From the entries below, gather every line containing the string "color".

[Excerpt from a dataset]
◇ ◇ ◇
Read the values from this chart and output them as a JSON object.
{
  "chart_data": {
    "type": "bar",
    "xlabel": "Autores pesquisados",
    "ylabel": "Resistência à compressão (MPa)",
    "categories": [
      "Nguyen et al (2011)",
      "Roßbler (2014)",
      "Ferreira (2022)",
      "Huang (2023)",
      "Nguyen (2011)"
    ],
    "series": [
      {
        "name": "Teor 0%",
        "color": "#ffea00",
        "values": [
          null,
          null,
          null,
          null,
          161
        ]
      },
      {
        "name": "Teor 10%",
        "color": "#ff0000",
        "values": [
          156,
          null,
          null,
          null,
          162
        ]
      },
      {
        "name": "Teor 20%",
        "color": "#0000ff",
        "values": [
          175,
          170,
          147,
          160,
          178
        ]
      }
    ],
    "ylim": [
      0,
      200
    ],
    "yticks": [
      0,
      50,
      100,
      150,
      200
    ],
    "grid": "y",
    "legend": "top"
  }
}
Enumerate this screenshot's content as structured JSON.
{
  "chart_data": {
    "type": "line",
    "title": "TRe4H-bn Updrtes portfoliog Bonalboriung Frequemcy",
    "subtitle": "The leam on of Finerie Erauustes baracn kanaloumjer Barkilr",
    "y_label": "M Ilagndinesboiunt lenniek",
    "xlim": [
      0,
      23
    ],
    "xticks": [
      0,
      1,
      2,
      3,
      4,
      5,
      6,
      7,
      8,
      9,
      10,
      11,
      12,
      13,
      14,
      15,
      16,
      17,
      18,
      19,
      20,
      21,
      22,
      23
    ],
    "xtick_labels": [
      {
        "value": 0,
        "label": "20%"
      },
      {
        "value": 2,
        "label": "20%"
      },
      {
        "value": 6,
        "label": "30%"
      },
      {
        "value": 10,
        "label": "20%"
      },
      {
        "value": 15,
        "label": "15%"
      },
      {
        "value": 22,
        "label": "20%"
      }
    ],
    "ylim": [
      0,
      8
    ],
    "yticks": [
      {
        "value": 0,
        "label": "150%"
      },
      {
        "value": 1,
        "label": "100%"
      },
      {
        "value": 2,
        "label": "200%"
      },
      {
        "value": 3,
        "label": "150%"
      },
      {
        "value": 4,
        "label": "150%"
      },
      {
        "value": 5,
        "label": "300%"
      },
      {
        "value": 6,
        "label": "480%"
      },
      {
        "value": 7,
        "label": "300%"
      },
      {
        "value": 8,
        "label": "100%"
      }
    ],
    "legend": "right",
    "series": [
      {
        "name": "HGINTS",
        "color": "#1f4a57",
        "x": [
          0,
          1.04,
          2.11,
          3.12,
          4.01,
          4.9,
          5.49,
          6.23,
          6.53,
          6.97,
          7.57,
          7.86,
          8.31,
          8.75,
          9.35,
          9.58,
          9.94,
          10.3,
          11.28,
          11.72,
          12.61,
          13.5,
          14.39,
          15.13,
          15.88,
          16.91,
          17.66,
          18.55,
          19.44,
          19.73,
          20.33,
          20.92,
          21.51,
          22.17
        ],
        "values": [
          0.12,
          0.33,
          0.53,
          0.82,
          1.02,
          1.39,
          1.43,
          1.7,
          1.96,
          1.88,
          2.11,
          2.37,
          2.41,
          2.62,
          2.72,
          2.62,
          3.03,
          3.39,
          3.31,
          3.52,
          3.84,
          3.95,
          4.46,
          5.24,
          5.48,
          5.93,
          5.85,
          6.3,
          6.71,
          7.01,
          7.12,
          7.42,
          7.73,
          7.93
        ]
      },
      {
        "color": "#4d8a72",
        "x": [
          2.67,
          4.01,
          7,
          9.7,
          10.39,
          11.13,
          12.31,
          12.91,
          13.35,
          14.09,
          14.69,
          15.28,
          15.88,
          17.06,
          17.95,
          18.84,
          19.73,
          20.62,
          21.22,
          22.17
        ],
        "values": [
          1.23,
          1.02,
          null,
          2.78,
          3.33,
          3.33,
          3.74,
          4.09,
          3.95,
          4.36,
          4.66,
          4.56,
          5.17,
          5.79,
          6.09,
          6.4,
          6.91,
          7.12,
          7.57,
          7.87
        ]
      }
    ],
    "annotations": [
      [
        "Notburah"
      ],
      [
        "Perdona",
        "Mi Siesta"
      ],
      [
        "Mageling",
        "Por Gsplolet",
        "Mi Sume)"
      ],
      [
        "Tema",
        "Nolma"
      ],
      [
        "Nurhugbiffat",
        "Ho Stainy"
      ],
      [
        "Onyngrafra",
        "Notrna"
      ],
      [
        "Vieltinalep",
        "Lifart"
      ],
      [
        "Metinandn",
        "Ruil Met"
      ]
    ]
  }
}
◇ ◇ ◇
● **Answer to this exercise**
        "color": "#ffea00",
        "color": "#ff0000",
        "color": "#0000ff",
        "color": "#1f4a57",
        "color": "#4d8a72",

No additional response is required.